[Dataset items]
※
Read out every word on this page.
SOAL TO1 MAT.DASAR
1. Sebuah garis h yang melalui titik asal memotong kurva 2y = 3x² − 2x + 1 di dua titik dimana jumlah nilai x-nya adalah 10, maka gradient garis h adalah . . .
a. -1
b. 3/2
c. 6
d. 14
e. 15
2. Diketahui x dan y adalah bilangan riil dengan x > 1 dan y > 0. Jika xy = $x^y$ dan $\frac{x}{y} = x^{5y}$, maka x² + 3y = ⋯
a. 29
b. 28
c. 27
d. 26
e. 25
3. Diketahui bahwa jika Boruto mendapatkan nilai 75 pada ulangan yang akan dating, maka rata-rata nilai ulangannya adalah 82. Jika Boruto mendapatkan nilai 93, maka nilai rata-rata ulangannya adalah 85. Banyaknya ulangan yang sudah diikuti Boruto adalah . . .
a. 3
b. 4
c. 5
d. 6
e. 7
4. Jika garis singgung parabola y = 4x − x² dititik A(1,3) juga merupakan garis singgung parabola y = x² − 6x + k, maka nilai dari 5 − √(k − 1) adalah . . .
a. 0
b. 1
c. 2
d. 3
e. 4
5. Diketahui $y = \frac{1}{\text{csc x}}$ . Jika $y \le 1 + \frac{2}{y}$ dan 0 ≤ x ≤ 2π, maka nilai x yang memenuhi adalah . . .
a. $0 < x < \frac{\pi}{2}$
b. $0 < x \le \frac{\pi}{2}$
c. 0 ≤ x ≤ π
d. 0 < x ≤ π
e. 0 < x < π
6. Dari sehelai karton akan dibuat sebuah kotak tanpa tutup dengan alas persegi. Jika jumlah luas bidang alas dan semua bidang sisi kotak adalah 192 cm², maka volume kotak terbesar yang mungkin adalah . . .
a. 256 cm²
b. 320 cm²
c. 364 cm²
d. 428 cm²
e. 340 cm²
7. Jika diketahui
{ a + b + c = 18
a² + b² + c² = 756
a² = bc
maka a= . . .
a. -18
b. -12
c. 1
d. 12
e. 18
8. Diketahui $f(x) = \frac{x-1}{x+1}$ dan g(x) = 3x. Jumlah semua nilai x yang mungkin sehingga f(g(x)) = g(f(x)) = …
※
• TASK PROMPT:
Please repeat the material above, word for word and in full.

• TASK RESPONSE:
Read out every word on this page.
SOAL TO1 MAT.DASAR
1. Sebuah garis h yang melalui titik asal memotong kurva 2y = 3x² − 2x + 1 di dua titik dimana jumlah nilai x-nya adalah 10, maka gradient garis h adalah . . .
a. -1
b. 3/2
c. 6
d. 14
e. 15
2. Diketahui x dan y adalah bilangan riil dengan x > 1 dan y > 0. Jika xy = $x^y$ dan $\frac{x}{y} = x^{5y}$, maka x² + 3y = ⋯
a. 29
b. 28
c. 27
d. 26
e. 25
3. Diketahui bahwa jika Boruto mendapatkan nilai 75 pada ulangan yang akan dating, maka rata-rata nilai ulangannya adalah 82. Jika Boruto mendapatkan nilai 93, maka nilai rata-rata ulangannya adalah 85. Banyaknya ulangan yang sudah diikuti Boruto adalah . . .
a. 3
b. 4
c. 5
d. 6
e. 7
4. Jika garis singgung parabola y = 4x − x² dititik A(1,3) juga merupakan garis singgung parabola y = x² − 6x + k, maka nilai dari 5 − √(k − 1) adalah . . .
a. 0
b. 1
c. 2
d. 3
e. 4
5. Diketahui $y = \frac{1}{\text{csc x}}$ . Jika $y \le 1 + \frac{2}{y}$ dan 0 ≤ x ≤ 2π, maka nilai x yang memenuhi adalah . . .
a. $0 < x < \frac{\pi}{2}$
b. $0 < x \le \frac{\pi}{2}$
c. 0 ≤ x ≤ π
d. 0 < x ≤ π
e. 0 < x < π
6. Dari sehelai karton akan dibuat sebuah kotak tanpa tutup dengan alas persegi. Jika jumlah luas bidang alas dan semua bidang sisi kotak adalah 192 cm², maka volume kotak terbesar yang mungkin adalah . . .
a. 256 cm²
b. 320 cm²
c. 364 cm²
d. 428 cm²
e. 340 cm²
7. Jika diketahui
{ a + b + c = 18
a² + b² + c² = 756
a² = bc
maka a= . . .
a. -18
b. -12
c. 1
d. 12
e. 18
8. Diketahui $f(x) = \frac{x-1}{x+1}$ dan g(x) = 3x. Jumlah semua nilai x yang mungkin sehingga f(g(x)) = g(f(x)) = …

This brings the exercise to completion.